*TEXT PASSAGE*

%%

Prospero | Meeting Elvis Presley

The King and I

More than 30 years after his death, Elvis Presley has been reduced to the shorthand of iconography. Ray Connolly remembers meeting the man

By Intelligent Life

MORE than 30 years after his death, Elvis Presley has been reduced to the shorthand of iconography. In the September/October issue of Intelligent Life, Ray Connolly remembers meeting the man ...

Elvis Presley changed my life. I'm old enough to admit it now. Actually he changed a lot of lives. That's the point about him, the reason why we hear his name and see his face so often, why his record company still releases two or three albums of his songs every year, why his best work can still be given away with a newspaper looking for a sales boost, and why he is recognised by his first name as easily as anyone in the world. He's been dead for 34 years, yet everyone knows about Elvis.

I first heard him in March 1956. I was 15, a schoolboy in a small town in Lancashire. He was like nothing on earth: nothing in my world, anyway. The word “teenage” barely existed. Once you were fully grown, you were expected to dress and talk and think like a younger version of your parents. In that austere, cautious, know-your-place moment, the sound of Elvis singing “Well, since my baby left me, well I've found a new place to dwell” struck like a lightning bolt. His voice was stark, ghostly, echoing. Paul McCartney still talks of that record, “Heartbreak Hotel”, as being musical “perfection”. Culturally it was something else—a birth cry, perhaps, although we didn't yet know what was being born. Whatever it was, I was determined to be included.

“Heartbreak Hotel” was not the first rock hit in Britain. Bill Haley's “Rock Around the Clock” had come out the previous year and started riots when it rang out in the film “Blackboard Jungle”, or so the papers said. Maybe, but not in the cinema I went to. “Rock Around the Clock” was sung by a pleasant, chubby, 30-year-old man with a chessboard jacket and a kiss curl who had stumbled on board a new trend. Entertaining as his Comets were, Haley's music was beamed through a prism of early-onset middle age.

%%

*WHAT YOU SHOULD DO*
Reproduce, word for word, the stretch of the Elvis Presley piece above that opens with the words containing "Prospero | Meeting" and closes with "knows about Elvis.".

*STORED ROWS*
%%

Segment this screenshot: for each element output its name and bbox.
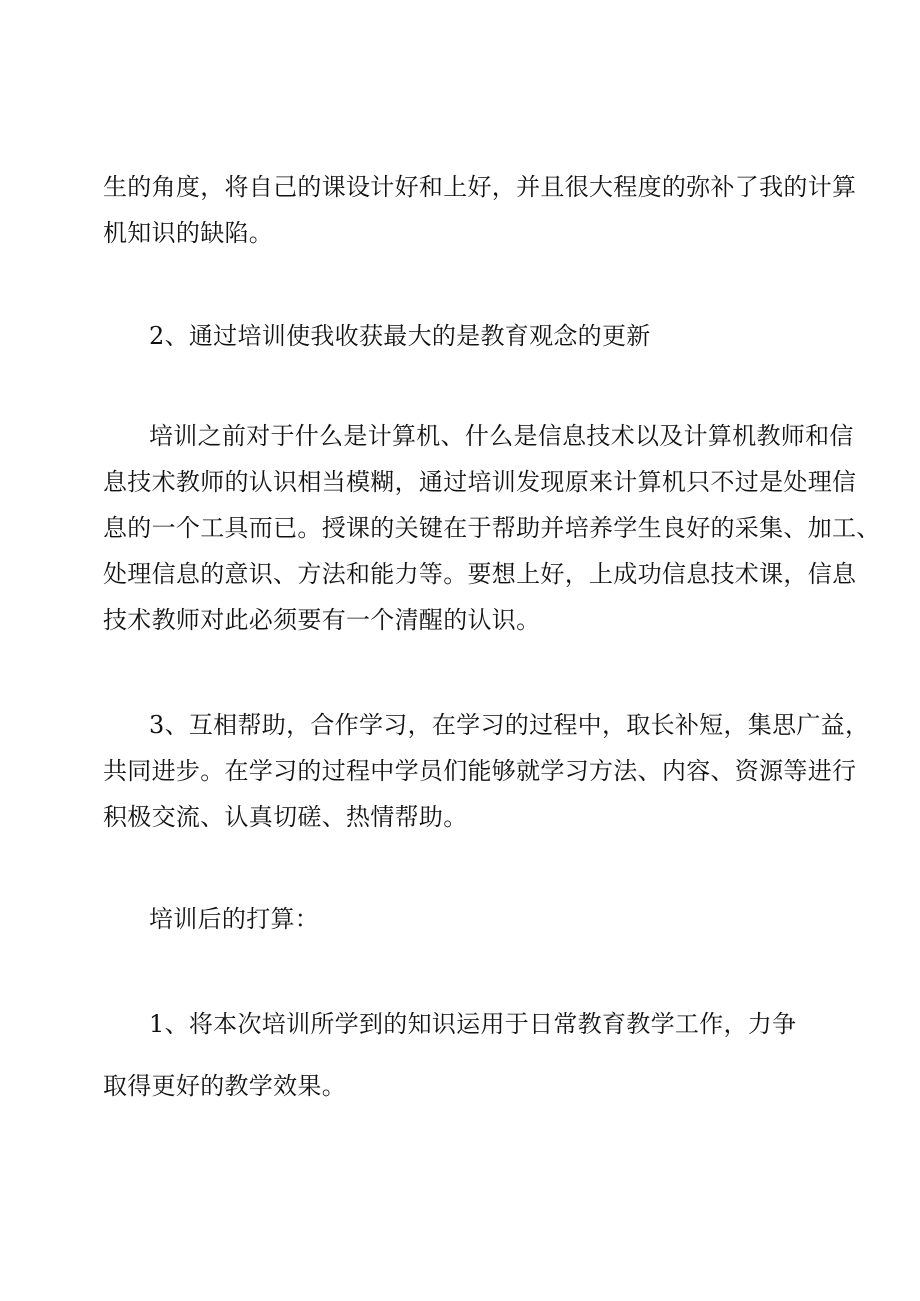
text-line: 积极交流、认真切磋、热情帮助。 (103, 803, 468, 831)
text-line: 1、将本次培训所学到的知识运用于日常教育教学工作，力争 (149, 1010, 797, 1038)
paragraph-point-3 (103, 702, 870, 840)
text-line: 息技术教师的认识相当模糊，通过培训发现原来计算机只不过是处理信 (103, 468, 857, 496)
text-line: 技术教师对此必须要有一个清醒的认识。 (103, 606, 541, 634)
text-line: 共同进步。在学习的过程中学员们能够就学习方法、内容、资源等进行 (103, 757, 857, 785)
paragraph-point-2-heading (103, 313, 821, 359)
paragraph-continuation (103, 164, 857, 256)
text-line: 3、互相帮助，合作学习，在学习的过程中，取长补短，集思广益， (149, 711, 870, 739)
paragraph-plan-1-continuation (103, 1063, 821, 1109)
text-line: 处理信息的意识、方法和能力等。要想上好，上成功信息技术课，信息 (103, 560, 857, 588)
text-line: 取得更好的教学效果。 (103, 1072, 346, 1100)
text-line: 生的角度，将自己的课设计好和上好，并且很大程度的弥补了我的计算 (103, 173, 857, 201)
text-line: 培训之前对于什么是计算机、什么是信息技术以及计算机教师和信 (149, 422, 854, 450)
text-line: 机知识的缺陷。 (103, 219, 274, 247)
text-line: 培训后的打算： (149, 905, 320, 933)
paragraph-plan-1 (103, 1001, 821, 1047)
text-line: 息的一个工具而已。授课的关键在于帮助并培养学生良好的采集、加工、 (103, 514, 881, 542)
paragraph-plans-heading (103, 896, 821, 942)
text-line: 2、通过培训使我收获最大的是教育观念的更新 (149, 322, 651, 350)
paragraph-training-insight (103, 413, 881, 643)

%%
%%

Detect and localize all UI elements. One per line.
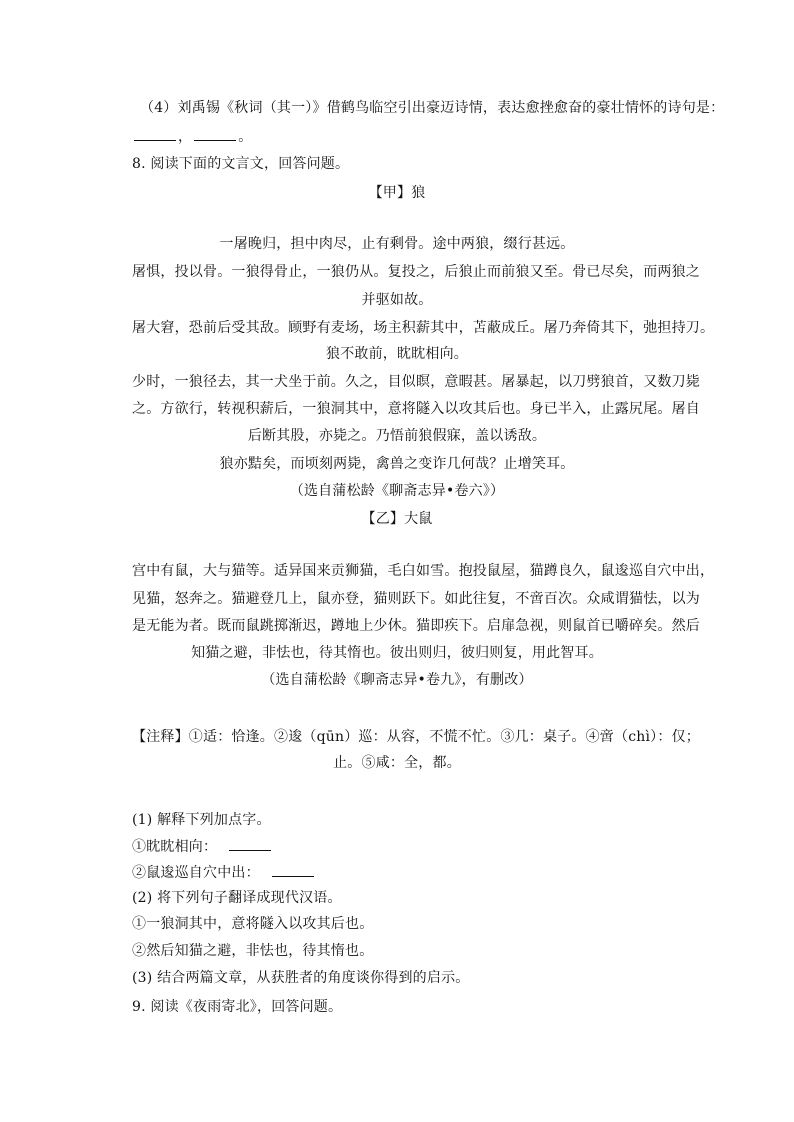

%%
%%

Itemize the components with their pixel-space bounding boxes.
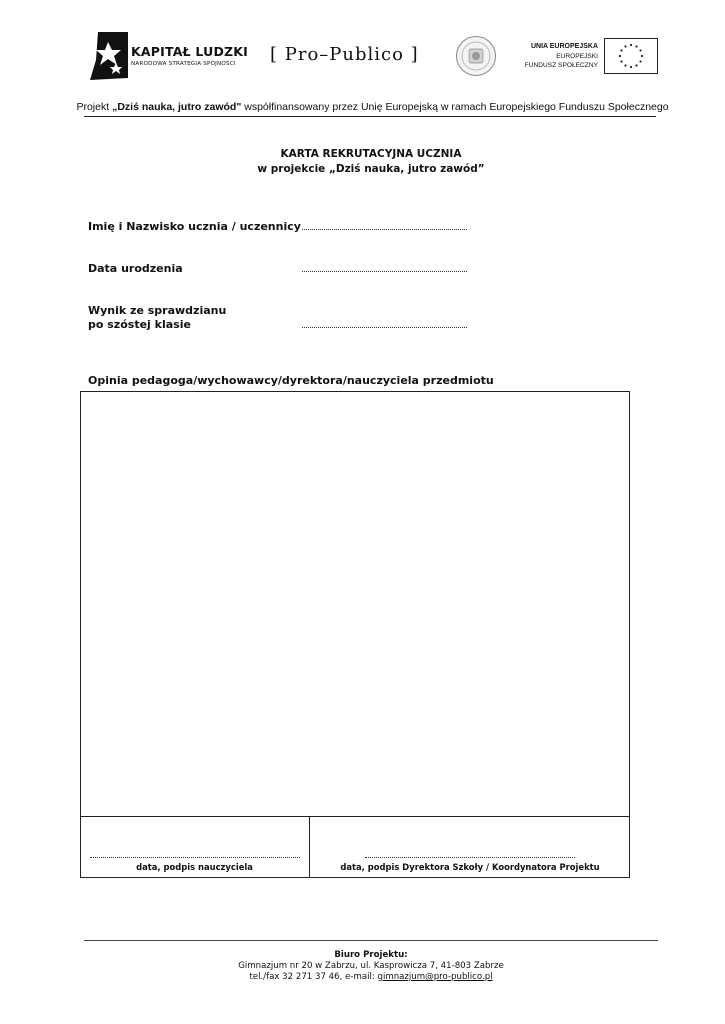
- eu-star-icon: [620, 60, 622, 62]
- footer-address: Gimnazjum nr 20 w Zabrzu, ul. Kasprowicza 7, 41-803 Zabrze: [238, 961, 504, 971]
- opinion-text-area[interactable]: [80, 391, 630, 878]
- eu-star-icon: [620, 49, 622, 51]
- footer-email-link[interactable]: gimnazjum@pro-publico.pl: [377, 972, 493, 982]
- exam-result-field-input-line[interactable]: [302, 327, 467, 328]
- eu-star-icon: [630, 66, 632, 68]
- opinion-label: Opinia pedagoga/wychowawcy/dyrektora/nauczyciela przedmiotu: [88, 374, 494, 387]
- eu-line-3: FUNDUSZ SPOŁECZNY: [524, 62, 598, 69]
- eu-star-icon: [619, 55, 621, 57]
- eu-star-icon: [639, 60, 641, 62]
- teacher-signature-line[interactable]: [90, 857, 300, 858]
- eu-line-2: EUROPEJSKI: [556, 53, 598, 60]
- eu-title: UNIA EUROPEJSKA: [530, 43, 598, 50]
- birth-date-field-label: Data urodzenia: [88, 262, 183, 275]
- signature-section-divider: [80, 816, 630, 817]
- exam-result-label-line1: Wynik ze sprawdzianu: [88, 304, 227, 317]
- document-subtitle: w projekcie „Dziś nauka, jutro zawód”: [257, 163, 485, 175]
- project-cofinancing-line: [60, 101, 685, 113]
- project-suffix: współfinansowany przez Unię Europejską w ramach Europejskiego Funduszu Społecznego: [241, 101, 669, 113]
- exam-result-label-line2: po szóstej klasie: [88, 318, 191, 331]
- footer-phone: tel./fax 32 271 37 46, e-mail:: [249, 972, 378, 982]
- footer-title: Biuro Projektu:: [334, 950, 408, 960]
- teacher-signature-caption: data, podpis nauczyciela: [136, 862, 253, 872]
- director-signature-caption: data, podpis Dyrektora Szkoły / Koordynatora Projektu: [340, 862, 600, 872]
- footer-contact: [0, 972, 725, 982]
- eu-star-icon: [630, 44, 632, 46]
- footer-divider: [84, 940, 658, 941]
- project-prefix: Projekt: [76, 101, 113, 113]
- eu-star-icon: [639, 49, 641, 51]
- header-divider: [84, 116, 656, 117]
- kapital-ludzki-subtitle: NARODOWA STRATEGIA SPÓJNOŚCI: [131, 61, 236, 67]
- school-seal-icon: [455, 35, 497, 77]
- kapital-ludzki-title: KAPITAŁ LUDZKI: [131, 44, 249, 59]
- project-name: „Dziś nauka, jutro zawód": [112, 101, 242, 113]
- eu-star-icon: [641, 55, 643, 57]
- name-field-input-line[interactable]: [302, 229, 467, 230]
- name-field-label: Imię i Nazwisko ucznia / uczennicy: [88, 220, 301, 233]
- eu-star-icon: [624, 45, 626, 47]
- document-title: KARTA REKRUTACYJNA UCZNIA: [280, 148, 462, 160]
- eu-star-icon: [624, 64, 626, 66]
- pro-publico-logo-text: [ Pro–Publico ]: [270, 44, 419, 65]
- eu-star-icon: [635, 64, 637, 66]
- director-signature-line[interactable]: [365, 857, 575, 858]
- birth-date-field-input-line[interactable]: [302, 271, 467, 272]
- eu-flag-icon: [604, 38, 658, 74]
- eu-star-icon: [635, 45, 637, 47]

%%

*ANSWER TO THIS PROBLEM*
Prospero | Meeting Elvis Presley

The King and I

More than 30 years after his death, Elvis Presley has been reduced to the shorthand of iconography. Ray Connolly remembers meeting the man

By Intelligent Life

MORE than 30 years after his death, Elvis Presley has been reduced to the shorthand of iconography. In the September/October issue of Intelligent Life, Ray Connolly remembers meeting the man ...

Elvis Presley changed my life. I'm old enough to admit it now. Actually he changed a lot of lives. That's the point about him, the reason why we hear his name and see his face so often, why his record company still releases two or three albums of his songs every year, why his best work can still be given away with a newspaper looking for a sales boost, and why he is recognised by his first name as easily as anyone in the world. He's been dead for 34 years, yet everyone knows about Elvis.